▶ What is needed
Entries follow. Set all of them down as they stand.

▶ Excerpted records
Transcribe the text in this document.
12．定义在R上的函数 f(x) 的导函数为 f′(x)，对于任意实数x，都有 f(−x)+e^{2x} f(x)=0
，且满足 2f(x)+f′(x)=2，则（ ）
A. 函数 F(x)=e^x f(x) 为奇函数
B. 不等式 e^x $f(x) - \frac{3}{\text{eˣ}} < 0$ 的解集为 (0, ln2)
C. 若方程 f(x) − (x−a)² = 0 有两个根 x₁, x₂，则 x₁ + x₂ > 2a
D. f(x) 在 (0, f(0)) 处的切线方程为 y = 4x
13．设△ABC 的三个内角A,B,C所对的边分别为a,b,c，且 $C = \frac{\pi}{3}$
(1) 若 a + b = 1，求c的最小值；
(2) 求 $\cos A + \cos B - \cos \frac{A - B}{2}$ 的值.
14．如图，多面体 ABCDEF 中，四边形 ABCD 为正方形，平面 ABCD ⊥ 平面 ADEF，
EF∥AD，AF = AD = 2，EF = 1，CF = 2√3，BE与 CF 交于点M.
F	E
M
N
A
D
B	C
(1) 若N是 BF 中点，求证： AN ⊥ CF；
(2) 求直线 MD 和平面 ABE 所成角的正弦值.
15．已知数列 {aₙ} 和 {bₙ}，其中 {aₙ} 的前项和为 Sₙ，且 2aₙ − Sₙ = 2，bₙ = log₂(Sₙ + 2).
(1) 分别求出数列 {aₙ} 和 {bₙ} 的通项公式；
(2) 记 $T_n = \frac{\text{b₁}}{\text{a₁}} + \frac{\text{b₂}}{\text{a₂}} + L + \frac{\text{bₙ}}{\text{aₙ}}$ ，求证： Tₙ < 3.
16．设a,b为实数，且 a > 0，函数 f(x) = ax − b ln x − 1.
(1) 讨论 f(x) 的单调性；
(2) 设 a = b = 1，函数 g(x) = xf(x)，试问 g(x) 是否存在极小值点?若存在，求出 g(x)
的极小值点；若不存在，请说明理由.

▶ Full response
Transcribe the text in this document.
12．定义在R上的函数 f(x) 的导函数为 f′(x)，对于任意实数x，都有 f(−x)+e^{2x} f(x)=0
，且满足 2f(x)+f′(x)=2，则（ ）
A. 函数 F(x)=e^x f(x) 为奇函数
B. 不等式 e^x $f(x) - \frac{3}{\text{eˣ}} < 0$ 的解集为 (0, ln2)
C. 若方程 f(x) − (x−a)² = 0 有两个根 x₁, x₂，则 x₁ + x₂ > 2a
D. f(x) 在 (0, f(0)) 处的切线方程为 y = 4x
13．设△ABC 的三个内角A,B,C所对的边分别为a,b,c，且 $C = \frac{\pi}{3}$
(1) 若 a + b = 1，求c的最小值；
(2) 求 $\cos A + \cos B - \cos \frac{A - B}{2}$ 的值.
14．如图，多面体 ABCDEF 中，四边形 ABCD 为正方形，平面 ABCD ⊥ 平面 ADEF，
EF∥AD，AF = AD = 2，EF = 1，CF = 2√3，BE与 CF 交于点M.
F	E
M
N
A
D
B	C
(1) 若N是 BF 中点，求证： AN ⊥ CF；
(2) 求直线 MD 和平面 ABE 所成角的正弦值.
15．已知数列 {aₙ} 和 {bₙ}，其中 {aₙ} 的前项和为 Sₙ，且 2aₙ − Sₙ = 2，bₙ = log₂(Sₙ + 2).
(1) 分别求出数列 {aₙ} 和 {bₙ} 的通项公式；
(2) 记 $T_n = \frac{\text{b₁}}{\text{a₁}} + \frac{\text{b₂}}{\text{a₂}} + L + \frac{\text{bₙ}}{\text{aₙ}}$ ，求证： Tₙ < 3.
16．设a,b为实数，且 a > 0，函数 f(x) = ax − b ln x − 1.
(1) 讨论 f(x) 的单调性；
(2) 设 a = b = 1，函数 g(x) = xf(x)，试问 g(x) 是否存在极小值点?若存在，求出 g(x)
的极小值点；若不存在，请说明理由.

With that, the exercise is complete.